> About this task
From the records below, copy each line that has the word "synthesis" in it.

(Data entries)
════

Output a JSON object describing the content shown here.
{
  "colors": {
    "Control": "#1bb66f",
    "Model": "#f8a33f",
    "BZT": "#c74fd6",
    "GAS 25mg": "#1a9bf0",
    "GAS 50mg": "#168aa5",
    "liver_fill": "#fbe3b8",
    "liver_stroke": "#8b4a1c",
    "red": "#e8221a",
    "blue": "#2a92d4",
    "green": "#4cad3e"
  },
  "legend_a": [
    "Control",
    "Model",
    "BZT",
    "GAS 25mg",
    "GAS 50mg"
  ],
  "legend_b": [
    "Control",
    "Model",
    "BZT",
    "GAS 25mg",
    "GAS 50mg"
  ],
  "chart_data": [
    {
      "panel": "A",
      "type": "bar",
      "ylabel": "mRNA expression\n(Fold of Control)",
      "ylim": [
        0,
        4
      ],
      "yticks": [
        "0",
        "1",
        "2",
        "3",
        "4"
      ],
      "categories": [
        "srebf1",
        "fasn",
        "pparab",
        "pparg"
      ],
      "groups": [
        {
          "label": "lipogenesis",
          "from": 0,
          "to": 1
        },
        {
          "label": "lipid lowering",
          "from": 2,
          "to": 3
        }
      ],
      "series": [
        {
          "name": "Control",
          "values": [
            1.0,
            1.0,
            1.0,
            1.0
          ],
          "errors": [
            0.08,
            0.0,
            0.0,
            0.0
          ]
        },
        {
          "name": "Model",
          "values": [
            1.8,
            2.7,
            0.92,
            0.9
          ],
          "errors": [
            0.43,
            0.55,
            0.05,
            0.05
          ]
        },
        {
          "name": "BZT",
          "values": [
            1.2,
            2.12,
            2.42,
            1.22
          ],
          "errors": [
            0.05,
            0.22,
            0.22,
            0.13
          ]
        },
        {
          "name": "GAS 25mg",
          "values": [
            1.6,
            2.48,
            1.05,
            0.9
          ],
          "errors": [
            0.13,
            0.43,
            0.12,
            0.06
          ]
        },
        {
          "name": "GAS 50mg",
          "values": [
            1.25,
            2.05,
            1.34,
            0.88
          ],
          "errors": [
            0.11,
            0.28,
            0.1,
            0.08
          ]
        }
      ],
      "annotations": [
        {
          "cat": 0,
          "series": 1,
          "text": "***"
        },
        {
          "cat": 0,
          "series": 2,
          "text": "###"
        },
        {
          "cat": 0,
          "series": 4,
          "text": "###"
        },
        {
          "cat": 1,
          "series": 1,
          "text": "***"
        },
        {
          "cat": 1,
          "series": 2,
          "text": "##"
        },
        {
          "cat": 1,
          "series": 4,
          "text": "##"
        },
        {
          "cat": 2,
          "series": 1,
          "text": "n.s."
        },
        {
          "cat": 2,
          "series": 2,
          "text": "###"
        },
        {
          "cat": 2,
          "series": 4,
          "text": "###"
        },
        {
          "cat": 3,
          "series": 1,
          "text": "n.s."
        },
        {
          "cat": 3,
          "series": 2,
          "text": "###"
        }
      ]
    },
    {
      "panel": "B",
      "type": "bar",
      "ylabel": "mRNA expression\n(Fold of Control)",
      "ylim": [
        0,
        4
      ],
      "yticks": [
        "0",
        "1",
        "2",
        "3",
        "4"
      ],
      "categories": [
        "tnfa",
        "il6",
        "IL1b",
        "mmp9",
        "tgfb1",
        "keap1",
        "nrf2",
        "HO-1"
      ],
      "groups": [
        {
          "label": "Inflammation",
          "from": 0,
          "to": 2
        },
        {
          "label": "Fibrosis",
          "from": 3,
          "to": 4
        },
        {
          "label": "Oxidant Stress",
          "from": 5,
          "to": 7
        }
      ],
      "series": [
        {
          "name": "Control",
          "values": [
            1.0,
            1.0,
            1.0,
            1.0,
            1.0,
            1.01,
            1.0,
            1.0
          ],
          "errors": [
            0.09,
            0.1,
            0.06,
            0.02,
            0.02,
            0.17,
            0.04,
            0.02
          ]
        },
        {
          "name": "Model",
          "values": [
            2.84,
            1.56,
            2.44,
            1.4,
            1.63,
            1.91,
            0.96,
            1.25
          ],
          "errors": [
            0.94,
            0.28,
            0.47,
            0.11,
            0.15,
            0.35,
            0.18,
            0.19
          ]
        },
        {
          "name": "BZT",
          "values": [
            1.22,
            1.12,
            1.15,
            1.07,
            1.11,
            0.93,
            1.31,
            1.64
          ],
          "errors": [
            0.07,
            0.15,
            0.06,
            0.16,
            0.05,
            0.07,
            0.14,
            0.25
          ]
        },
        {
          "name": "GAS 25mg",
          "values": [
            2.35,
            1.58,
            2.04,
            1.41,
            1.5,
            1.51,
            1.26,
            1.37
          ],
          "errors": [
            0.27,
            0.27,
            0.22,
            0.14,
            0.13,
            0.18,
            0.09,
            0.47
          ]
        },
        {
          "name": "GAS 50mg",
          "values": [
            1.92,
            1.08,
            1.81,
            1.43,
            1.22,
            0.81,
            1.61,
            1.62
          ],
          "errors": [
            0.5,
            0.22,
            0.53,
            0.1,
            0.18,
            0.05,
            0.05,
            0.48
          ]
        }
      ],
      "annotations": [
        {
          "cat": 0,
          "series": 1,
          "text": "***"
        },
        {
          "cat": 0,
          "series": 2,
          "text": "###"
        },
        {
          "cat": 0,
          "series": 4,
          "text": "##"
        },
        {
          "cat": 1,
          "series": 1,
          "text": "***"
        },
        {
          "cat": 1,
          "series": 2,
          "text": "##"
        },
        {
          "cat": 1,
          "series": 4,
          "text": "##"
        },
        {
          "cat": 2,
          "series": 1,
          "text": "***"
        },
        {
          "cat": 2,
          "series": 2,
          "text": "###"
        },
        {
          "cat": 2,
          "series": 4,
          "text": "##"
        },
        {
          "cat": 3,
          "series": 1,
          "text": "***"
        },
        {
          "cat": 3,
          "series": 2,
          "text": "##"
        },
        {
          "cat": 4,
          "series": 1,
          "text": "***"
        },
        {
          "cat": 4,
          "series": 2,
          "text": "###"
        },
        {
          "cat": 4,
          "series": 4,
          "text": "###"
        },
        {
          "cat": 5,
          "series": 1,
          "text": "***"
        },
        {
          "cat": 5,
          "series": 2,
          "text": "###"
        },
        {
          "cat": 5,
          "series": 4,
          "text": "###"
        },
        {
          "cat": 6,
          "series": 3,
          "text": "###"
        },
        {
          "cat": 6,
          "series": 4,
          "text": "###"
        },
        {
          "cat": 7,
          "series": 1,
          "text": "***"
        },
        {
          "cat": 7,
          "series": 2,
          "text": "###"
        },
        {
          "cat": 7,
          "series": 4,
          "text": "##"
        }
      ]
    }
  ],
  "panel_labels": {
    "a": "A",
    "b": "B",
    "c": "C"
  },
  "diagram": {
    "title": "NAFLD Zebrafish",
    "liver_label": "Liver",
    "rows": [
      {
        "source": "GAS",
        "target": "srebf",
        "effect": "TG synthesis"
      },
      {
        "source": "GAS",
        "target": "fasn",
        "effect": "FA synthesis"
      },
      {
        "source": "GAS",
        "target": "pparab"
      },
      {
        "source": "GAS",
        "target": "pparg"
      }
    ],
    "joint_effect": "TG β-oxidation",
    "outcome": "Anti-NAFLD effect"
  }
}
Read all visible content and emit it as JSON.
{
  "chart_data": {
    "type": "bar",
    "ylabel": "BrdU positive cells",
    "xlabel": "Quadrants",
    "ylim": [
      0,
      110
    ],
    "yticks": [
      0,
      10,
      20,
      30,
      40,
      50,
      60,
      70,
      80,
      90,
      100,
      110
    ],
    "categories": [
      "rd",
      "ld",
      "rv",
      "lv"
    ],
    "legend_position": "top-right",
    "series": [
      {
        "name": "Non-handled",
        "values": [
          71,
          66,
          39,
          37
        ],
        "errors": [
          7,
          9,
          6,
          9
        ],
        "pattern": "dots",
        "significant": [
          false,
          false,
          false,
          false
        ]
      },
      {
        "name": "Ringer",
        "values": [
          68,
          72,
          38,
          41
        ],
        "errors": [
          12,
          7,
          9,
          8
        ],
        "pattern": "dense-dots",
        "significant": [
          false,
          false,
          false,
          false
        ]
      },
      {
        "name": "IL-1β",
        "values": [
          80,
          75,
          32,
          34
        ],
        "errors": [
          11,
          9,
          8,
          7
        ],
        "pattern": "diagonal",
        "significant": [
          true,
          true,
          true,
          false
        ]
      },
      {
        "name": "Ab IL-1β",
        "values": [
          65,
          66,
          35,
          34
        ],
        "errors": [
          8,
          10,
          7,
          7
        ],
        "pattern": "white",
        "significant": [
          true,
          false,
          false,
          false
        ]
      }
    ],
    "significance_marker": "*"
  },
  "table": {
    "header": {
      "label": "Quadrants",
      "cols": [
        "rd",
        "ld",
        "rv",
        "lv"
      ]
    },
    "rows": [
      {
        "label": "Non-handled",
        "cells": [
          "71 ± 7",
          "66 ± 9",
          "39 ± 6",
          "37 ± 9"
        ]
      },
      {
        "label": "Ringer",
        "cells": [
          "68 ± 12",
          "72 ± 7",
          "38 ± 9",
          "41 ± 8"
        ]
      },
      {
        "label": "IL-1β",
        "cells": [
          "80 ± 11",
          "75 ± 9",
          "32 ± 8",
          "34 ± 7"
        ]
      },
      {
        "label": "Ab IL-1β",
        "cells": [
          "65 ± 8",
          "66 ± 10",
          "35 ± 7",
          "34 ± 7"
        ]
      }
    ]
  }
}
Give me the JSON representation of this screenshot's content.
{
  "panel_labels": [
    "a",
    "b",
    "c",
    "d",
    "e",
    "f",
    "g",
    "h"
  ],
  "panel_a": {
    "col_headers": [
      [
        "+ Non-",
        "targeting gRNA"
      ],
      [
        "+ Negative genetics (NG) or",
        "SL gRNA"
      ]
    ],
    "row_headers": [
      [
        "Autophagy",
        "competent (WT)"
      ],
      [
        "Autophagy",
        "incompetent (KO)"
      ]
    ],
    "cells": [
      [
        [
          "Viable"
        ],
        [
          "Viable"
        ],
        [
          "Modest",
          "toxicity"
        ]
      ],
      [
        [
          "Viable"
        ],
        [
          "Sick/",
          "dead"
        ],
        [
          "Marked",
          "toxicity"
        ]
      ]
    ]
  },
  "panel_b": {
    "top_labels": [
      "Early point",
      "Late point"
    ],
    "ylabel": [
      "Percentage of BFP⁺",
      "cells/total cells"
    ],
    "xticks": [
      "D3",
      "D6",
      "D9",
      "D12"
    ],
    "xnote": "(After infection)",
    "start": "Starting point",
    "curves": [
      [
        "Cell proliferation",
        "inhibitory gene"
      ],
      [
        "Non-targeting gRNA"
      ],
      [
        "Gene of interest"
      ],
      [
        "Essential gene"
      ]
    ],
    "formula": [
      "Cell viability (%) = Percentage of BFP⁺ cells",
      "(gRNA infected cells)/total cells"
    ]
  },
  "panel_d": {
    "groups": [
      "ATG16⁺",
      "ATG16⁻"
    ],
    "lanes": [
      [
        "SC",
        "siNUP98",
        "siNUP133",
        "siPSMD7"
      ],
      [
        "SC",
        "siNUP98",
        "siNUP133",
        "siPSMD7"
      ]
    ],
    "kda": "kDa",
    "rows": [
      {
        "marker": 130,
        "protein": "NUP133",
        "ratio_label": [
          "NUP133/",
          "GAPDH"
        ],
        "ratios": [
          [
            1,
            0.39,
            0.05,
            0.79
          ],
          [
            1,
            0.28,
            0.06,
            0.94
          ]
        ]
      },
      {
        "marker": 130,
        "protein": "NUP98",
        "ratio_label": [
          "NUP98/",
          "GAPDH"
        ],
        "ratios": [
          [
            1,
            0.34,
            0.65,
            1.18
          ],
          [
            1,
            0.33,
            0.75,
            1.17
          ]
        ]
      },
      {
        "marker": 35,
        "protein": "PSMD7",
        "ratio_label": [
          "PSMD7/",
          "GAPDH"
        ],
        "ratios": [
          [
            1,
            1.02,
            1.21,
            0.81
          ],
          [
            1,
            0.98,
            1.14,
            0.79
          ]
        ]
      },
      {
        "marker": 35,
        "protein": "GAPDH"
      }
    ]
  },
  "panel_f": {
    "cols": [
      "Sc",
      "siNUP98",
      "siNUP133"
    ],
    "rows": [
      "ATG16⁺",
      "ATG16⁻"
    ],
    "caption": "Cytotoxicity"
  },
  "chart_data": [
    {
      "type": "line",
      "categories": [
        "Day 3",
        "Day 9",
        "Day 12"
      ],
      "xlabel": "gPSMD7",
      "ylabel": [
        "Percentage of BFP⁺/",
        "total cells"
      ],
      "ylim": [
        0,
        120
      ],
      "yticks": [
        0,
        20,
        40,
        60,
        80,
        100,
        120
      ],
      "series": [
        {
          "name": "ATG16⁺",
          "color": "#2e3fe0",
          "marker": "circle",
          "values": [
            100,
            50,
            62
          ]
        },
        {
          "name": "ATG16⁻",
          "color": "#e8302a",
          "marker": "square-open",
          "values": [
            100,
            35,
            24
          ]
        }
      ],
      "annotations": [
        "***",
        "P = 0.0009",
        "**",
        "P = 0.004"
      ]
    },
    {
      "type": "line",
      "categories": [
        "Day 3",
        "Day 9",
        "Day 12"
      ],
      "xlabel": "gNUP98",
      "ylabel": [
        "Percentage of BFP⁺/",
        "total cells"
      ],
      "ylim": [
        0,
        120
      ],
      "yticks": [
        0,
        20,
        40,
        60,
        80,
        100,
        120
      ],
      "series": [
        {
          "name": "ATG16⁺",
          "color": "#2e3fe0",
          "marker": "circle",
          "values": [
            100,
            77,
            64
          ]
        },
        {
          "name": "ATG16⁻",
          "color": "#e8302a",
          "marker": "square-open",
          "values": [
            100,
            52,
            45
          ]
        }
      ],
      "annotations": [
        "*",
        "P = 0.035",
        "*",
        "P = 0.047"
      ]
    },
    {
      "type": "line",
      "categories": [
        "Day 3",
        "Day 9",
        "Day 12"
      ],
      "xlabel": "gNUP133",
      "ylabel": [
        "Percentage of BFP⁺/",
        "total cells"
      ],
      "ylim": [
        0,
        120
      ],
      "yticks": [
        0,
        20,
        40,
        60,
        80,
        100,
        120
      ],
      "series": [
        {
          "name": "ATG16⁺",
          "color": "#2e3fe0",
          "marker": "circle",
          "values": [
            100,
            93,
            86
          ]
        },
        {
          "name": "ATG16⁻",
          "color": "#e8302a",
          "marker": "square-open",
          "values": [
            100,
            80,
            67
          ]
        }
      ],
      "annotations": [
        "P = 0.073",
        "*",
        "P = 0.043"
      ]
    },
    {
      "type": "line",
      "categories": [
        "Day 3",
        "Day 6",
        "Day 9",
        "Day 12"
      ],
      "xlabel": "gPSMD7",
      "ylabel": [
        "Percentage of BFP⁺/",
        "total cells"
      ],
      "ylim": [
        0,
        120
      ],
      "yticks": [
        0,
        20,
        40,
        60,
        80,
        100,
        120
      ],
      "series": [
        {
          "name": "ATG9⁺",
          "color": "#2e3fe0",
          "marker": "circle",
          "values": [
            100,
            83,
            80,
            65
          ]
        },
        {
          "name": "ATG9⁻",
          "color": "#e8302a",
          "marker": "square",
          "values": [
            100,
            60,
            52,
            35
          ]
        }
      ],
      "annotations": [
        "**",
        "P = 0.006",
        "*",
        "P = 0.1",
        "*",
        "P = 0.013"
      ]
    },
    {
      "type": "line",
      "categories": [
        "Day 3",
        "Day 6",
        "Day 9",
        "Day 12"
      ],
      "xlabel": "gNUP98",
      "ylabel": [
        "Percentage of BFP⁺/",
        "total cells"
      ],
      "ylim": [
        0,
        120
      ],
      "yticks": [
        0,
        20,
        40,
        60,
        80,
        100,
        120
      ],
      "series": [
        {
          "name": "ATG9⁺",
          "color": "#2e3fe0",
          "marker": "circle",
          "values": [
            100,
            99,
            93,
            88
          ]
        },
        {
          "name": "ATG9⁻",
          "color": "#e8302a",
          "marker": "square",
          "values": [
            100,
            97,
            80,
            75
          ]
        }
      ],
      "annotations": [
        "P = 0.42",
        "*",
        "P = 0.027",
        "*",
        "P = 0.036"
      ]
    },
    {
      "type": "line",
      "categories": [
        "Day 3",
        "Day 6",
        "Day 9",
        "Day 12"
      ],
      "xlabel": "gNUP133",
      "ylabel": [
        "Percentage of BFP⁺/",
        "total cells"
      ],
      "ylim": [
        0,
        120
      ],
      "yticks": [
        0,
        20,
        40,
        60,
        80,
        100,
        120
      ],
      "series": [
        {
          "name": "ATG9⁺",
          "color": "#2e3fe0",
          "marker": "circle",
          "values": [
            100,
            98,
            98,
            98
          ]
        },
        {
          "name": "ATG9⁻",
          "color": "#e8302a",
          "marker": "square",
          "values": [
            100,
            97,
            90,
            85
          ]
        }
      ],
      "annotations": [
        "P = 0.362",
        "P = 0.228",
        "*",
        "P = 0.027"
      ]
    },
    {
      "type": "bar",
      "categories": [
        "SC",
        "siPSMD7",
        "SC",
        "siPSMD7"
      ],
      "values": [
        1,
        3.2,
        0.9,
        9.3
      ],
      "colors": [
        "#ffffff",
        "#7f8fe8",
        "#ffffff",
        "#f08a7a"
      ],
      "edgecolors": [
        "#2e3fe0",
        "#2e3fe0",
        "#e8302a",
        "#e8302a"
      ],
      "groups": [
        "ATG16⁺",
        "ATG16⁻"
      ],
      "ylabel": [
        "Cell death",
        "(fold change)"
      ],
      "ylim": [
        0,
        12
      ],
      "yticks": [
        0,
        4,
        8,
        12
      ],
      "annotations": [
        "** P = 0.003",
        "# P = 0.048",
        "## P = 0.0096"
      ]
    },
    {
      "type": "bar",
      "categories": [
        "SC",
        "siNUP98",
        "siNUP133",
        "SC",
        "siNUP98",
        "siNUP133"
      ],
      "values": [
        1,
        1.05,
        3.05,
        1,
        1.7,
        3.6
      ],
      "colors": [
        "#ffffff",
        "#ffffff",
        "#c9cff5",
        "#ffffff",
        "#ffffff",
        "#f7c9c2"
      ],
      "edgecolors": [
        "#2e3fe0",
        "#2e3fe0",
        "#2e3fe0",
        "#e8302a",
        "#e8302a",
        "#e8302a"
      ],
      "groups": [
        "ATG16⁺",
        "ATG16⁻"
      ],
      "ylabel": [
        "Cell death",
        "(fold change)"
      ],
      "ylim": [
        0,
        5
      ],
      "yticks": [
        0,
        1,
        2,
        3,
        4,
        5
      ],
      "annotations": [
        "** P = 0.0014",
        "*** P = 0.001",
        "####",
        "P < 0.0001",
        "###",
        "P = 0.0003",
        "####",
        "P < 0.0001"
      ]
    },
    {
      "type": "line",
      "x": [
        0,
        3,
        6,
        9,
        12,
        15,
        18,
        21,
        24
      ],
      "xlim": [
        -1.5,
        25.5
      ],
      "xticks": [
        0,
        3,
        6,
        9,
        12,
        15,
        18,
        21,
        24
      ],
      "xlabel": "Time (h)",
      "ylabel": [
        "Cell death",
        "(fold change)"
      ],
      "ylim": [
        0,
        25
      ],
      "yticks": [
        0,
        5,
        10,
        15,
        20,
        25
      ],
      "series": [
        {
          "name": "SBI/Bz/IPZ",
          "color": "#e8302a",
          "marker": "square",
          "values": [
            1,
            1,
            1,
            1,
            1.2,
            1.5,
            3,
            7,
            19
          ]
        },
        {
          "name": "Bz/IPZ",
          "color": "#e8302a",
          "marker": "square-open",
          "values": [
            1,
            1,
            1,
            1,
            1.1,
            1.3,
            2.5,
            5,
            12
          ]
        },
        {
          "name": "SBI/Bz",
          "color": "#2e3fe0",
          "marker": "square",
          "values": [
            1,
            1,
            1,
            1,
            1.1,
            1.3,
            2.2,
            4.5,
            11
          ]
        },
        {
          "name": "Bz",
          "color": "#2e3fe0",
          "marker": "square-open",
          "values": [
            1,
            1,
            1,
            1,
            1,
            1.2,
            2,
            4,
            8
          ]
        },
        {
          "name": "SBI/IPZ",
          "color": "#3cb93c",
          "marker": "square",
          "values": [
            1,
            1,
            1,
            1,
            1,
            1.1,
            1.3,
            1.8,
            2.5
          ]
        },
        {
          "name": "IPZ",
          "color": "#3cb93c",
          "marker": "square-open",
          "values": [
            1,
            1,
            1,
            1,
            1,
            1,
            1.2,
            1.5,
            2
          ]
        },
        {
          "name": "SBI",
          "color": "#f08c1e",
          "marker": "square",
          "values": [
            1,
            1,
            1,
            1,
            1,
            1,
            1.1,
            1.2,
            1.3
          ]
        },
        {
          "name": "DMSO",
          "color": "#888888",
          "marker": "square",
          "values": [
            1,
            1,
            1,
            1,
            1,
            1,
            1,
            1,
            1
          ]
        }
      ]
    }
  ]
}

════

> Final answer
        "effect": "TG synthesis"
        "effect": "FA synthesis"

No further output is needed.